**Requirements:** Entries follow. Set all of them down as they stand.

Extracted data entries
-------------------------
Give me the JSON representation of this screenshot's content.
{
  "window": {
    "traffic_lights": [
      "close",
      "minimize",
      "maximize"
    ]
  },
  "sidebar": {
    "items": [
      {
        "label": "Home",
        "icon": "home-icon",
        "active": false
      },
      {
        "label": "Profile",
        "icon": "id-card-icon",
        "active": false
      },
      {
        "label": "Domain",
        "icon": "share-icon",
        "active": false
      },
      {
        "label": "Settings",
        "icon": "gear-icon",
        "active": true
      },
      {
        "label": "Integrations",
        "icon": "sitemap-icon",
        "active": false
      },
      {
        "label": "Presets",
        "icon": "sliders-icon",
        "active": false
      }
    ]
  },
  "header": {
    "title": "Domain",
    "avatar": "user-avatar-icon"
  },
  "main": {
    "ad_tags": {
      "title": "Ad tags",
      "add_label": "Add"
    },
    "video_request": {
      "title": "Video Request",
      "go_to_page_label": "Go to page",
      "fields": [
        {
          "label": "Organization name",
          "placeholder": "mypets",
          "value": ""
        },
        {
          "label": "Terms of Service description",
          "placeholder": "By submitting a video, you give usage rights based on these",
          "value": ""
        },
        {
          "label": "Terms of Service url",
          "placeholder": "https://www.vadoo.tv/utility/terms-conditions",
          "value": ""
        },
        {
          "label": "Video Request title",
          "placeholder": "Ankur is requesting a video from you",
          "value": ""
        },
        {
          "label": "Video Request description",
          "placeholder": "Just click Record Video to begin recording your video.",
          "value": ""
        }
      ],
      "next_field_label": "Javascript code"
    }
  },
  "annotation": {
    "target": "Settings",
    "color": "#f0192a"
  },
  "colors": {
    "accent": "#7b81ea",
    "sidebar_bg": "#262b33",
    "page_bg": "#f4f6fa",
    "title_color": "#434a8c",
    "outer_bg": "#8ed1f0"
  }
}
-------------------------
**Output for this task:**
Give me the JSON representation of this screenshot's content.
{
  "window": {
    "traffic_lights": [
      "close",
      "minimize",
      "maximize"
    ]
  },
  "sidebar": {
    "items": [
      {
        "label": "Home",
        "icon": "home-icon",
        "active": false
      },
      {
        "label": "Profile",
        "icon": "id-card-icon",
        "active": false
      },
      {
        "label": "Domain",
        "icon": "share-icon",
        "active": false
      },
      {
        "label": "Settings",
        "icon": "gear-icon",
        "active": true
      },
      {
        "label": "Integrations",
        "icon": "sitemap-icon",
        "active": false
      },
      {
        "label": "Presets",
        "icon": "sliders-icon",
        "active": false
      }
    ]
  },
  "header": {
    "title": "Domain",
    "avatar": "user-avatar-icon"
  },
  "main": {
    "ad_tags": {
      "title": "Ad tags",
      "add_label": "Add"
    },
    "video_request": {
      "title": "Video Request",
      "go_to_page_label": "Go to page",
      "fields": [
        {
          "label": "Organization name",
          "placeholder": "mypets",
          "value": ""
        },
        {
          "label": "Terms of Service description",
          "placeholder": "By submitting a video, you give usage rights based on these",
          "value": ""
        },
        {
          "label": "Terms of Service url",
          "placeholder": "https://www.vadoo.tv/utility/terms-conditions",
          "value": ""
        },
        {
          "label": "Video Request title",
          "placeholder": "Ankur is requesting a video from you",
          "value": ""
        },
        {
          "label": "Video Request description",
          "placeholder": "Just click Record Video to begin recording your video.",
          "value": ""
        }
      ],
      "next_field_label": "Javascript code"
    }
  },
  "annotation": {
    "target": "Settings",
    "color": "#f0192a"
  },
  "colors": {
    "accent": "#7b81ea",
    "sidebar_bg": "#262b33",
    "page_bg": "#f4f6fa",
    "title_color": "#434a8c",
    "outer_bg": "#8ed1f0"
  }
}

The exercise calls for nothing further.